What is being asked:
Collect all lines from the records below that include the word "JSON".

Information supplied:
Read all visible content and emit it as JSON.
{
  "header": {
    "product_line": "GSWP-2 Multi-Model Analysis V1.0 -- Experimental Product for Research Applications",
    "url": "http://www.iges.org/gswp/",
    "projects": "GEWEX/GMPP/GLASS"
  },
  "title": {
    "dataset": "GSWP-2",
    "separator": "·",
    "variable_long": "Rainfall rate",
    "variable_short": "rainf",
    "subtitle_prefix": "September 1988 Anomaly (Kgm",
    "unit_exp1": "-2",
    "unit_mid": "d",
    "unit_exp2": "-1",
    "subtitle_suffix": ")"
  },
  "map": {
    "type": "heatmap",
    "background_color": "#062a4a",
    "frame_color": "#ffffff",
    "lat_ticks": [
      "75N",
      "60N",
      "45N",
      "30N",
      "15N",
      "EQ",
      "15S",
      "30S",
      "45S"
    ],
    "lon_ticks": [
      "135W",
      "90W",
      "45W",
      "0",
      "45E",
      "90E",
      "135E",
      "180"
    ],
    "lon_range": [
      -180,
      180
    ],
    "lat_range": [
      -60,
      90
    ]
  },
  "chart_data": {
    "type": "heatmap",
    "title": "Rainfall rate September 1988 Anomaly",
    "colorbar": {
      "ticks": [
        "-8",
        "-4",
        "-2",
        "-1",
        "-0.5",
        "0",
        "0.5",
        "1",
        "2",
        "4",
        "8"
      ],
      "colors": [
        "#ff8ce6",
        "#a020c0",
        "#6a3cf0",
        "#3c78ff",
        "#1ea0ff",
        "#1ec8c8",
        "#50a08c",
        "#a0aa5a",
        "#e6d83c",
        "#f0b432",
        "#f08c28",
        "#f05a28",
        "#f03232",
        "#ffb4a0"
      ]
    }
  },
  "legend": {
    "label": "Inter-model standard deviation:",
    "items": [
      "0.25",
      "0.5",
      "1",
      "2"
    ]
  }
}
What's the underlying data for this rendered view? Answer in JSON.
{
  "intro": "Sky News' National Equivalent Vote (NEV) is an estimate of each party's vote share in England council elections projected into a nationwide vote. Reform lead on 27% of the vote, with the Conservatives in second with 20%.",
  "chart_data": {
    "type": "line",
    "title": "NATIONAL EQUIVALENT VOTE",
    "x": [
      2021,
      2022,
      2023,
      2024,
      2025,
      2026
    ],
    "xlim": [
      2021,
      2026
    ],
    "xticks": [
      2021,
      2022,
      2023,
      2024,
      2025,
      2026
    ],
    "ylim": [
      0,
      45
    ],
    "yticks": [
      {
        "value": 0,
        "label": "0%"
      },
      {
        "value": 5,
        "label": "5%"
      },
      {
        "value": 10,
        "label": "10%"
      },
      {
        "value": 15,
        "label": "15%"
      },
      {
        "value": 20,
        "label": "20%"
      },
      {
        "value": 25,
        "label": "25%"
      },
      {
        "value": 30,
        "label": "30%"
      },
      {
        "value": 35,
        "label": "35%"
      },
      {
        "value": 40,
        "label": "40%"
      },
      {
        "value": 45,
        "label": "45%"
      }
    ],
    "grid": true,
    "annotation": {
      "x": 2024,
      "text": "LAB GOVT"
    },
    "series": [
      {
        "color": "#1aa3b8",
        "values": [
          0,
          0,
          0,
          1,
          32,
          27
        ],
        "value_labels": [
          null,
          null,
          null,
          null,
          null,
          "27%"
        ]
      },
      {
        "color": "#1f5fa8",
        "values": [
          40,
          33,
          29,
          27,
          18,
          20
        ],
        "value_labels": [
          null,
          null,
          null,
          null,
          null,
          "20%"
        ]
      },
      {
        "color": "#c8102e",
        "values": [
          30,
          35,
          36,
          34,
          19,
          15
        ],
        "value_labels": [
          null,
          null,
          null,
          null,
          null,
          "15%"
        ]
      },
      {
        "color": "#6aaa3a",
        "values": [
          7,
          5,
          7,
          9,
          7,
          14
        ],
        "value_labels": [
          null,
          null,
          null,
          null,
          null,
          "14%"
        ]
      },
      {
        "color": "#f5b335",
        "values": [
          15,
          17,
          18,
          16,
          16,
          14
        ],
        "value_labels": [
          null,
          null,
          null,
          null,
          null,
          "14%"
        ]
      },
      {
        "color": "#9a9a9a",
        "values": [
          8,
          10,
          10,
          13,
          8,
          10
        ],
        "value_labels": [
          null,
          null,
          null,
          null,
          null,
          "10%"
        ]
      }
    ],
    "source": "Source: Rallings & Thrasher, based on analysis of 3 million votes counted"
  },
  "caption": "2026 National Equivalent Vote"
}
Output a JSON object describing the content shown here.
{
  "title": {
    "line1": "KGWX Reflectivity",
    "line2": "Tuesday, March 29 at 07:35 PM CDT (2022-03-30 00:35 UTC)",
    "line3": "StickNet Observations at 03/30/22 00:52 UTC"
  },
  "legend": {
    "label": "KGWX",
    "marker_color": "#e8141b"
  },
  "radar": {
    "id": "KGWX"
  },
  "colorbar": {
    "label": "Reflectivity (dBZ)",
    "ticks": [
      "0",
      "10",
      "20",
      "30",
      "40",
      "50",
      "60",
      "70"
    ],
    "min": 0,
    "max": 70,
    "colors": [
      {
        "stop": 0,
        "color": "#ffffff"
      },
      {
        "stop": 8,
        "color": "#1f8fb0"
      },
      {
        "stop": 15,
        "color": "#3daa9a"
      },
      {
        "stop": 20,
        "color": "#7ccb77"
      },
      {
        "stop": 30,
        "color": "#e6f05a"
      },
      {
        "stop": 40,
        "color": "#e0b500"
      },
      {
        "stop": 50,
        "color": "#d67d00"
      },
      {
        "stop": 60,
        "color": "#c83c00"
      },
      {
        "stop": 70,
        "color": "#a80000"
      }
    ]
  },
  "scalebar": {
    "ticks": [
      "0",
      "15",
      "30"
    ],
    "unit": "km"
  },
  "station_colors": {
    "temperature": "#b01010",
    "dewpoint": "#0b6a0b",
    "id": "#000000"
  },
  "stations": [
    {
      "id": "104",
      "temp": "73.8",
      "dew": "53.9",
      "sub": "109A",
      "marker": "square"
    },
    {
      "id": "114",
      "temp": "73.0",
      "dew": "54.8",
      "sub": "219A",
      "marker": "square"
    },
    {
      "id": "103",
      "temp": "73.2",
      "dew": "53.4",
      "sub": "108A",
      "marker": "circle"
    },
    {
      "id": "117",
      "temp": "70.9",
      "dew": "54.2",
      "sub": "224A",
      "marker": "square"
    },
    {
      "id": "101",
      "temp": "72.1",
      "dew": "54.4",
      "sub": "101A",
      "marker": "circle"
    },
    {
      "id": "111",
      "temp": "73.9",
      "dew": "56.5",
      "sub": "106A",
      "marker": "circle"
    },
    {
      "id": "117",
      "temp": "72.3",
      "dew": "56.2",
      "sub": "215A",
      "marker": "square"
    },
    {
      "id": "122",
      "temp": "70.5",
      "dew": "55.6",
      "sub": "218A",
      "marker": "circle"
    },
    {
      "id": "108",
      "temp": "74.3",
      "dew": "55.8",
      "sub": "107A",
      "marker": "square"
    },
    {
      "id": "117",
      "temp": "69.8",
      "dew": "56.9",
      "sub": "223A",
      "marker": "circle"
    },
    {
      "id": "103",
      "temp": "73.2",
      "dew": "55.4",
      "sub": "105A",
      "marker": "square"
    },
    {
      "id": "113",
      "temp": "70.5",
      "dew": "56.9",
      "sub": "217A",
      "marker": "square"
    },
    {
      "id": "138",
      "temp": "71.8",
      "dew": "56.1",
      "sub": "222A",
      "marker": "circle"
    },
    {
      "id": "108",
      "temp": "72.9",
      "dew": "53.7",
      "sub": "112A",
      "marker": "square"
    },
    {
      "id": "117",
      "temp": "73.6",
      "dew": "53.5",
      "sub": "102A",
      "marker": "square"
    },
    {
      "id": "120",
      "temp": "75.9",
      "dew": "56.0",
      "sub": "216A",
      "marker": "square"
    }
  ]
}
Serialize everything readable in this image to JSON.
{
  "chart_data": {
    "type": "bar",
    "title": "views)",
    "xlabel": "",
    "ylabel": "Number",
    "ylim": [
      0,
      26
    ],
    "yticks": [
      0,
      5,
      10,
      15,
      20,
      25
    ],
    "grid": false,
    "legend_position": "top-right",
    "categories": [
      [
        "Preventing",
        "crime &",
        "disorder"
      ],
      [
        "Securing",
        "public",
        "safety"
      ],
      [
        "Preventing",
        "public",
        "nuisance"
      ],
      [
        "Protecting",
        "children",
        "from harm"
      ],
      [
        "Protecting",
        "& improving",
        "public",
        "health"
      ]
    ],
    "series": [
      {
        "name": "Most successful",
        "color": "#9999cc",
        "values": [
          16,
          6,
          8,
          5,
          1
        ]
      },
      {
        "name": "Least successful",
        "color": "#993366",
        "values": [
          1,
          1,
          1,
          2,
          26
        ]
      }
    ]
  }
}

Exercise answer:
Read all visible content and emit it as JSON.
What's the underlying data for this rendered view? Answer in JSON.
Output a JSON object describing the content shown here.
Serialize everything readable in this image to JSON.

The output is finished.